What this task involves.
Task for the records below: count the lines that contain the word "systems" and give only that number.

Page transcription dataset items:

———

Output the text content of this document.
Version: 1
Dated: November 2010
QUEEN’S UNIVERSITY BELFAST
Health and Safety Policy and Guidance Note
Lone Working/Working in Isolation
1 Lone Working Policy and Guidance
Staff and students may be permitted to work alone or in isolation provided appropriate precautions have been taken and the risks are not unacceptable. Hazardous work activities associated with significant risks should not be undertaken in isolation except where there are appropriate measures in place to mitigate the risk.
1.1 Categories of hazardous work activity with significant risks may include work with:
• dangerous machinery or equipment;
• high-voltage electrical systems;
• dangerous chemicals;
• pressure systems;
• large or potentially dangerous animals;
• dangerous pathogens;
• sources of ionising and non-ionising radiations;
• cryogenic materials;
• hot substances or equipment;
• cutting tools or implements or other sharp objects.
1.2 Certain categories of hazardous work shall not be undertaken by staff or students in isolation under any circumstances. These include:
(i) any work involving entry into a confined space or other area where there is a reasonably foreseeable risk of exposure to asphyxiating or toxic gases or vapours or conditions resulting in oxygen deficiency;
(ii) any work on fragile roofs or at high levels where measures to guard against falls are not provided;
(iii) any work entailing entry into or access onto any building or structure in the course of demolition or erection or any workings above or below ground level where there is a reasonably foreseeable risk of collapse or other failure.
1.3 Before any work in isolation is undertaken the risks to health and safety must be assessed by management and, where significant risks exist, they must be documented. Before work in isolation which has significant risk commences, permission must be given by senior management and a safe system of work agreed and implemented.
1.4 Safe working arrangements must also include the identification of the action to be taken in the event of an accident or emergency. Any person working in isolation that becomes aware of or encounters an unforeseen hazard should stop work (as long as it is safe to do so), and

———

Response.
2